**Your goal:**
Each record below should be repeated precisely as written.

** Start of Information given **

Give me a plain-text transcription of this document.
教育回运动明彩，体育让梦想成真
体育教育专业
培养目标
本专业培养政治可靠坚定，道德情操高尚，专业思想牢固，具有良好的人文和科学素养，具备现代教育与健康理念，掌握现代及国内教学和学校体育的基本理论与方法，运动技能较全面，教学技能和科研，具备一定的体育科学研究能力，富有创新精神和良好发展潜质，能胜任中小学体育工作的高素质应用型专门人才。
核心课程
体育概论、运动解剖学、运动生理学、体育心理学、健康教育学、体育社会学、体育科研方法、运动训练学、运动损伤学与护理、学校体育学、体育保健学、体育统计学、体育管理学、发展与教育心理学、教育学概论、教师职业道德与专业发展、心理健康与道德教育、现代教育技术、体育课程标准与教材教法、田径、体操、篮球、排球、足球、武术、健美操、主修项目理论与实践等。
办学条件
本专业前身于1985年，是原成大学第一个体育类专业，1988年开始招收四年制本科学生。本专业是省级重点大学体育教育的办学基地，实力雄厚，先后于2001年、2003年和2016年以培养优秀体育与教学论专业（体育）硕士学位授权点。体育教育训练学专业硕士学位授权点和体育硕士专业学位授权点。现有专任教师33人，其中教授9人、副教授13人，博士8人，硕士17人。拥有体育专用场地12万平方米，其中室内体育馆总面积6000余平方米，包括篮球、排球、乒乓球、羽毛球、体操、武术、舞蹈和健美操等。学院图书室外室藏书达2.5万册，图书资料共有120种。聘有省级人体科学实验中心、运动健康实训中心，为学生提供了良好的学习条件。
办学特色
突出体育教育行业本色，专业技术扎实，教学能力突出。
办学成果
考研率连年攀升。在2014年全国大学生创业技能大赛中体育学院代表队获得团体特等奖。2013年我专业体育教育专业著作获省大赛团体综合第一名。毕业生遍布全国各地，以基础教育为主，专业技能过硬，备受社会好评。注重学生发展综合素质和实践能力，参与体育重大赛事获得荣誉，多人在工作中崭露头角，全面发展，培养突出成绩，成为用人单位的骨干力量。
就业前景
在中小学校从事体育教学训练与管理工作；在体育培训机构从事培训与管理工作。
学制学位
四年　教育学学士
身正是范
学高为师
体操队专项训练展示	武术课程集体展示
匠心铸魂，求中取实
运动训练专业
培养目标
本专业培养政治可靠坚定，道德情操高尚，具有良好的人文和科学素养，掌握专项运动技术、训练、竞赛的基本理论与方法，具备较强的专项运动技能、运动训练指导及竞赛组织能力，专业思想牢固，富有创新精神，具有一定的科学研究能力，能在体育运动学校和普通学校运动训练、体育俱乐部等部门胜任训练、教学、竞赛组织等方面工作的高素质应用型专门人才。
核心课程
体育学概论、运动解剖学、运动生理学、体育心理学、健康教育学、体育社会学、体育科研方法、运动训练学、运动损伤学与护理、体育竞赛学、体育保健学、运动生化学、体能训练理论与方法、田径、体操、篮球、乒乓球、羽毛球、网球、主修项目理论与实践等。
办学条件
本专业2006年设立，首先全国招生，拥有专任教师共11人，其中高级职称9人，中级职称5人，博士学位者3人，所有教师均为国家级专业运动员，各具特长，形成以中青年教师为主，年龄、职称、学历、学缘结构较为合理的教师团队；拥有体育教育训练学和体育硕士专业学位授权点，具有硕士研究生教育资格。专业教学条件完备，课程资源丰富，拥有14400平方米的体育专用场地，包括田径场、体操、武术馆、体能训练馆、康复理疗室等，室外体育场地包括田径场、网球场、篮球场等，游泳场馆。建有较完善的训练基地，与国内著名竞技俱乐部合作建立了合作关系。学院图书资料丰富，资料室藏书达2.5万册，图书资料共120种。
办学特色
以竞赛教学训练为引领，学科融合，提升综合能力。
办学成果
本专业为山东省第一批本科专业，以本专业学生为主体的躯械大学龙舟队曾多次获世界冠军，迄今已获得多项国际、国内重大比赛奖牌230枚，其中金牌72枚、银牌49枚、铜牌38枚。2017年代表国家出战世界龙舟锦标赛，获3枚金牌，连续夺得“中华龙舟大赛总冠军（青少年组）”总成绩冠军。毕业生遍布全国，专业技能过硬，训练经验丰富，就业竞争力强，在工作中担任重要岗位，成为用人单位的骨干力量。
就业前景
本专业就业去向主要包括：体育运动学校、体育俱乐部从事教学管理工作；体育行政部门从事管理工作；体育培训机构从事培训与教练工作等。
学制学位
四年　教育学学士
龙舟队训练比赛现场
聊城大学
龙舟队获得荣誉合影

** End of Information given **

**Output for this exercise:**
Give me a plain-text transcription of this document.
教育回运动明彩，体育让梦想成真
体育教育专业
培养目标
本专业培养政治可靠坚定，道德情操高尚，专业思想牢固，具有良好的人文和科学素养，具备现代教育与健康理念，掌握现代及国内教学和学校体育的基本理论与方法，运动技能较全面，教学技能和科研，具备一定的体育科学研究能力，富有创新精神和良好发展潜质，能胜任中小学体育工作的高素质应用型专门人才。
核心课程
体育概论、运动解剖学、运动生理学、体育心理学、健康教育学、体育社会学、体育科研方法、运动训练学、运动损伤学与护理、学校体育学、体育保健学、体育统计学、体育管理学、发展与教育心理学、教育学概论、教师职业道德与专业发展、心理健康与道德教育、现代教育技术、体育课程标准与教材教法、田径、体操、篮球、排球、足球、武术、健美操、主修项目理论与实践等。
办学条件
本专业前身于1985年，是原成大学第一个体育类专业，1988年开始招收四年制本科学生。本专业是省级重点大学体育教育的办学基地，实力雄厚，先后于2001年、2003年和2016年以培养优秀体育与教学论专业（体育）硕士学位授权点。体育教育训练学专业硕士学位授权点和体育硕士专业学位授权点。现有专任教师33人，其中教授9人、副教授13人，博士8人，硕士17人。拥有体育专用场地12万平方米，其中室内体育馆总面积6000余平方米，包括篮球、排球、乒乓球、羽毛球、体操、武术、舞蹈和健美操等。学院图书室外室藏书达2.5万册，图书资料共有120种。聘有省级人体科学实验中心、运动健康实训中心，为学生提供了良好的学习条件。
办学特色
突出体育教育行业本色，专业技术扎实，教学能力突出。
办学成果
考研率连年攀升。在2014年全国大学生创业技能大赛中体育学院代表队获得团体特等奖。2013年我专业体育教育专业著作获省大赛团体综合第一名。毕业生遍布全国各地，以基础教育为主，专业技能过硬，备受社会好评。注重学生发展综合素质和实践能力，参与体育重大赛事获得荣誉，多人在工作中崭露头角，全面发展，培养突出成绩，成为用人单位的骨干力量。
就业前景
在中小学校从事体育教学训练与管理工作；在体育培训机构从事培训与管理工作。
学制学位
四年　教育学学士
身正是范
学高为师
体操队专项训练展示	武术课程集体展示
匠心铸魂，求中取实
运动训练专业
培养目标
本专业培养政治可靠坚定，道德情操高尚，具有良好的人文和科学素养，掌握专项运动技术、训练、竞赛的基本理论与方法，具备较强的专项运动技能、运动训练指导及竞赛组织能力，专业思想牢固，富有创新精神，具有一定的科学研究能力，能在体育运动学校和普通学校运动训练、体育俱乐部等部门胜任训练、教学、竞赛组织等方面工作的高素质应用型专门人才。
核心课程
体育学概论、运动解剖学、运动生理学、体育心理学、健康教育学、体育社会学、体育科研方法、运动训练学、运动损伤学与护理、体育竞赛学、体育保健学、运动生化学、体能训练理论与方法、田径、体操、篮球、乒乓球、羽毛球、网球、主修项目理论与实践等。
办学条件
本专业2006年设立，首先全国招生，拥有专任教师共11人，其中高级职称9人，中级职称5人，博士学位者3人，所有教师均为国家级专业运动员，各具特长，形成以中青年教师为主，年龄、职称、学历、学缘结构较为合理的教师团队；拥有体育教育训练学和体育硕士专业学位授权点，具有硕士研究生教育资格。专业教学条件完备，课程资源丰富，拥有14400平方米的体育专用场地，包括田径场、体操、武术馆、体能训练馆、康复理疗室等，室外体育场地包括田径场、网球场、篮球场等，游泳场馆。建有较完善的训练基地，与国内著名竞技俱乐部合作建立了合作关系。学院图书资料丰富，资料室藏书达2.5万册，图书资料共120种。
办学特色
以竞赛教学训练为引领，学科融合，提升综合能力。
办学成果
本专业为山东省第一批本科专业，以本专业学生为主体的躯械大学龙舟队曾多次获世界冠军，迄今已获得多项国际、国内重大比赛奖牌230枚，其中金牌72枚、银牌49枚、铜牌38枚。2017年代表国家出战世界龙舟锦标赛，获3枚金牌，连续夺得“中华龙舟大赛总冠军（青少年组）”总成绩冠军。毕业生遍布全国，专业技能过硬，训练经验丰富，就业竞争力强，在工作中担任重要岗位，成为用人单位的骨干力量。
就业前景
本专业就业去向主要包括：体育运动学校、体育俱乐部从事教学管理工作；体育行政部门从事管理工作；体育培训机构从事培训与教练工作等。
学制学位
四年　教育学学士
龙舟队训练比赛现场
聊城大学
龙舟队获得荣誉合影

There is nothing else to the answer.